### TASK REQUIREMENTS
Write out each record below exactly as it appears, with no pictures.
[START DATA TO USE]
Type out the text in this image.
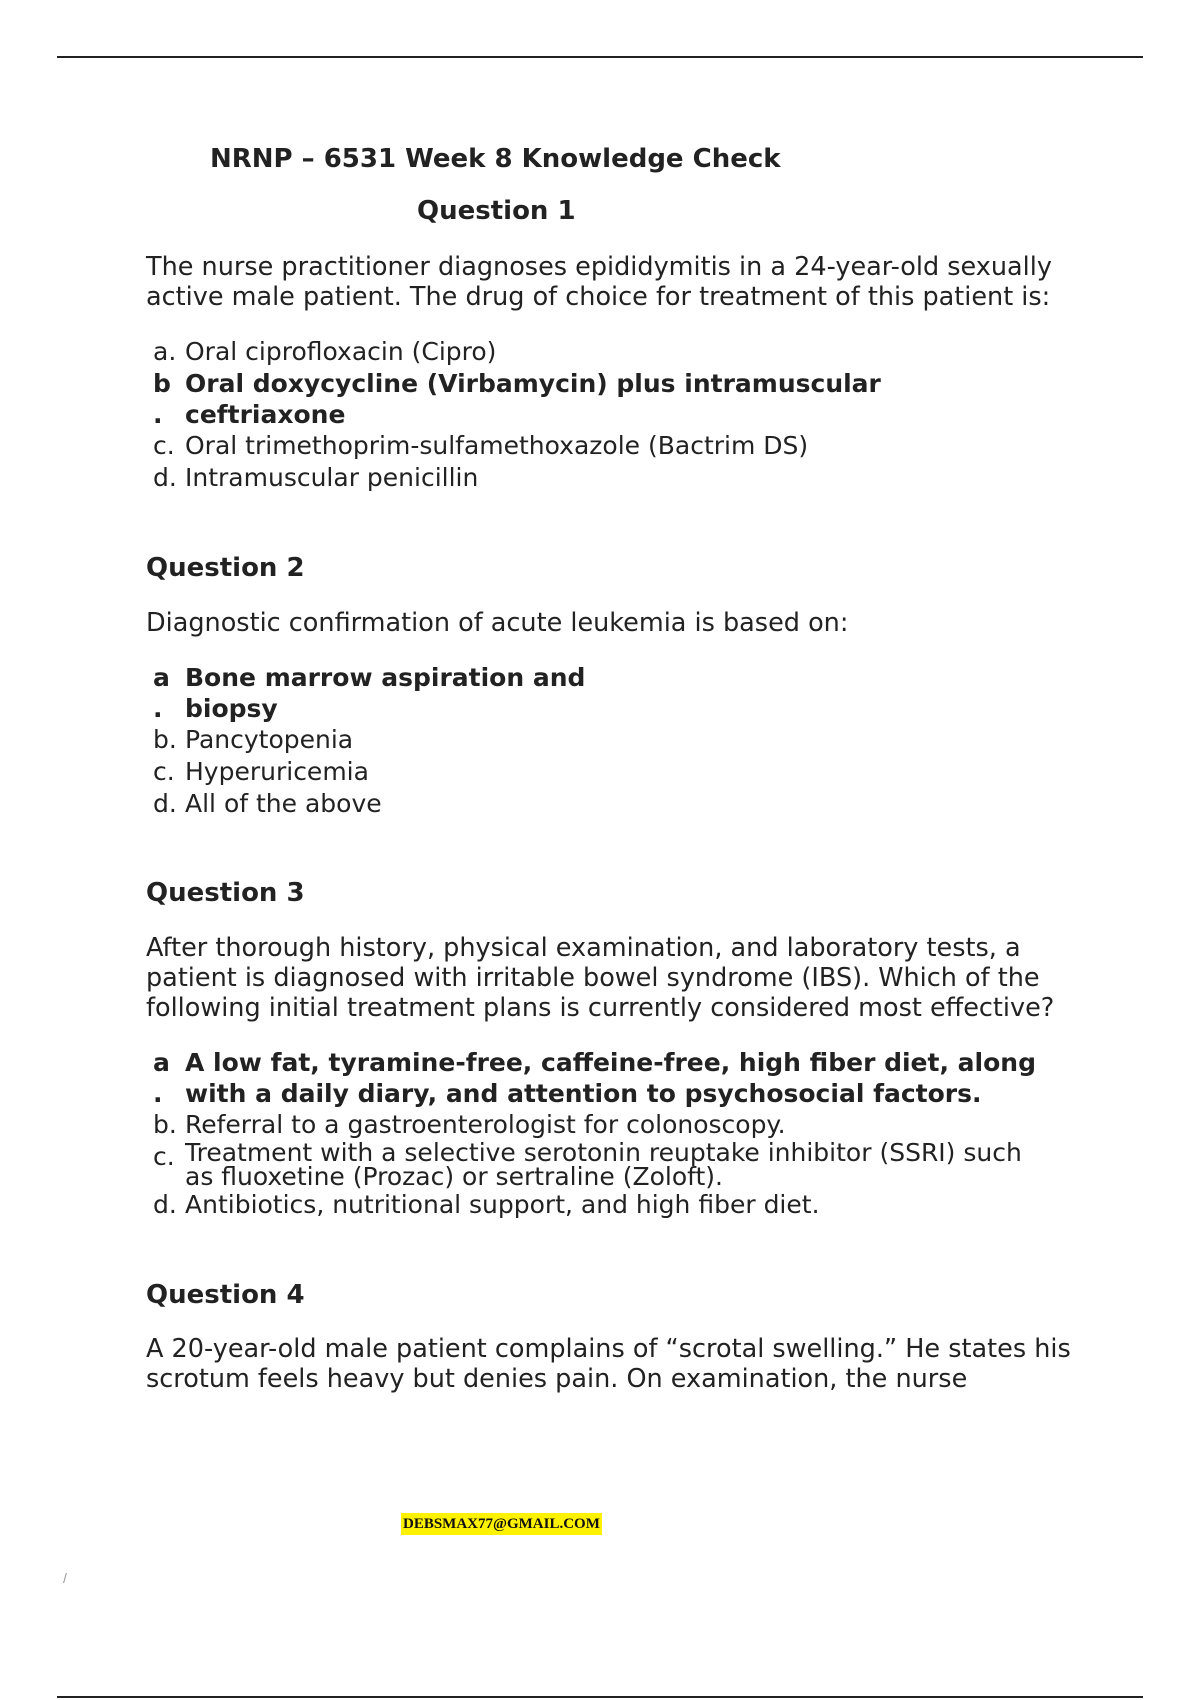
NRNP – 6531 Week 8 Knowledge Check
Question 1
The nurse practitioner diagnoses epididymitis in a 24-year-old sexually active male patient. The drug of choice for treatment of this patient is:
a. Oral ciprofloxacin (Cipro)
b Oral doxycycline (Virbamycin) plus intramuscular
. ceftriaxone
c. Oral trimethoprim-sulfamethoxazole (Bactrim DS)
d. Intramuscular penicillin
Question 2
Diagnostic confirmation of acute leukemia is based on:
a Bone marrow aspiration and
. biopsy
b. Pancytopenia
c. Hyperuricemia
d. All of the above
Question 3
After thorough history, physical examination, and laboratory tests, a patient is diagnosed with irritable bowel syndrome (IBS). Which of the following initial treatment plans is currently considered most effective?
a A low fat, tyramine-free, caffeine-free, high fiber diet, along
. with a daily diary, and attention to psychosocial factors.
b. Referral to a gastroenterologist for colonoscopy.
c. Treatment with a selective serotonin reuptake inhibitor (SSRI) such
as fluoxetine (Prozac) or sertraline (Zoloft).
d. Antibiotics, nutritional support, and high fiber diet.
Question 4
A 20-year-old male patient complains of “scrotal swelling.” He states his scrotum feels heavy but denies pain. On examination, the nurse
DEBSMAX77@GMAIL.COM
/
[END DATA TO USE]
### EXERCISE RESPONSE
Type out the text in this image.
NRNP – 6531 Week 8 Knowledge Check
Question 1
The nurse practitioner diagnoses epididymitis in a 24-year-old sexually active male patient. The drug of choice for treatment of this patient is:
a. Oral ciprofloxacin (Cipro)
b Oral doxycycline (Virbamycin) plus intramuscular
. ceftriaxone
c. Oral trimethoprim-sulfamethoxazole (Bactrim DS)
d. Intramuscular penicillin
Question 2
Diagnostic confirmation of acute leukemia is based on:
a Bone marrow aspiration and
. biopsy
b. Pancytopenia
c. Hyperuricemia
d. All of the above
Question 3
After thorough history, physical examination, and laboratory tests, a patient is diagnosed with irritable bowel syndrome (IBS). Which of the following initial treatment plans is currently considered most effective?
a A low fat, tyramine-free, caffeine-free, high fiber diet, along
. with a daily diary, and attention to psychosocial factors.
b. Referral to a gastroenterologist for colonoscopy.
c. Treatment with a selective serotonin reuptake inhibitor (SSRI) such
as fluoxetine (Prozac) or sertraline (Zoloft).
d. Antibiotics, nutritional support, and high fiber diet.
Question 4
A 20-year-old male patient complains of “scrotal swelling.” He states his scrotum feels heavy but denies pain. On examination, the nurse
DEBSMAX77@GMAIL.COM
/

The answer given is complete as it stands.